━━ Text provided ━━

Sight&Sound - 11.2019

(John Hannent) #1
96 | Sight&Sound | November 2019

By John Bleasdale
John Huston’s 1941 noir The Maltese Falcon closes
with the police escorting murderer Brigid
O’Shaughnessy (Mary Astor) down to street level
by elevator. Humphrey Bogart’s Sam Spade takes
the stairs. They are both going to hell, though
she’s going to get there first. In the closing
moments of Alan Parker’s 1987 neo-noir Angel
Heart, a morally dubious private eye will once
more take a final elevator to the pit, although
this time the descent feels far more literal.
Based on William Hjortsberg’s 1978 novel Falling
Angel, and set in 1955, Parker’s film tells the story
of seedy New York detective Harry Angel (Mickey
Rourke), who at the behest of his mysterious
client Louis Cyphre (Robert De Niro) goes on a
search for Johnny Favorite, a crooner injured in
World War II who Cyphre says owes him a debt.
Favorite has gone missing and Angel pursues
his traces from Harlem to New Orleans, through
acquaintances and past lovers. As he does so,
someone is murdering the people he interviews.

━━━
━━ Data ━━

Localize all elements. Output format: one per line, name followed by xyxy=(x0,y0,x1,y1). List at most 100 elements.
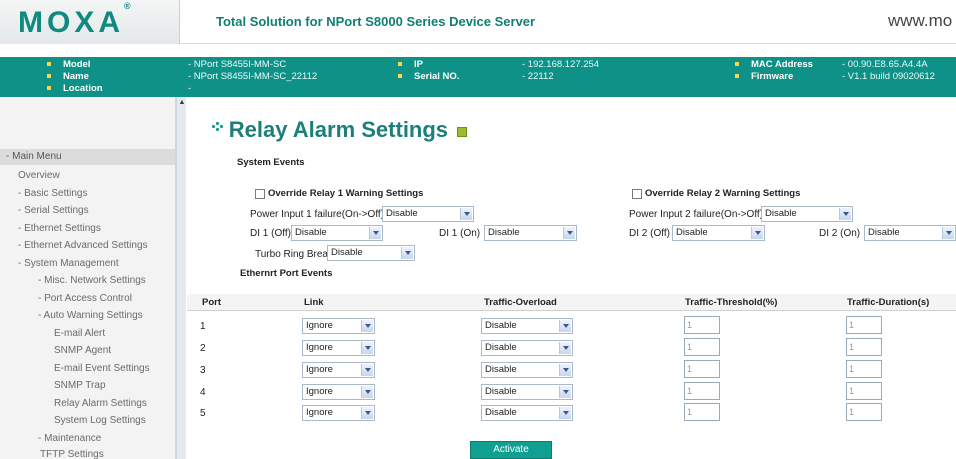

━━━

Given request: Return the whole Angel Heart article word for word. The data comes from a different source than the Angel Heart article.

Result:
Sight&Sound - 11.2019

(John Hannent) #1
96 | Sight&Sound | November 2019

By John Bleasdale
John Huston’s 1941 noir The Maltese Falcon closes
with the police escorting murderer Brigid
O’Shaughnessy (Mary Astor) down to street level
by elevator. Humphrey Bogart’s Sam Spade takes
the stairs. They are both going to hell, though
she’s going to get there first. In the closing
moments of Alan Parker’s 1987 neo-noir Angel
Heart, a morally dubious private eye will once
more take a final elevator to the pit, although
this time the descent feels far more literal.
Based on William Hjortsberg’s 1978 novel Falling
Angel, and set in 1955, Parker’s film tells the story
of seedy New York detective Harry Angel (Mickey
Rourke), who at the behest of his mysterious
client Louis Cyphre (Robert De Niro) goes on a
search for Johnny Favorite, a crooner injured in
World War II who Cyphre says owes him a debt.
Favorite has gone missing and Angel pursues
his traces from Harlem to New Orleans, through
acquaintances and past lovers. As he does so,
someone is murdering the people he interviews.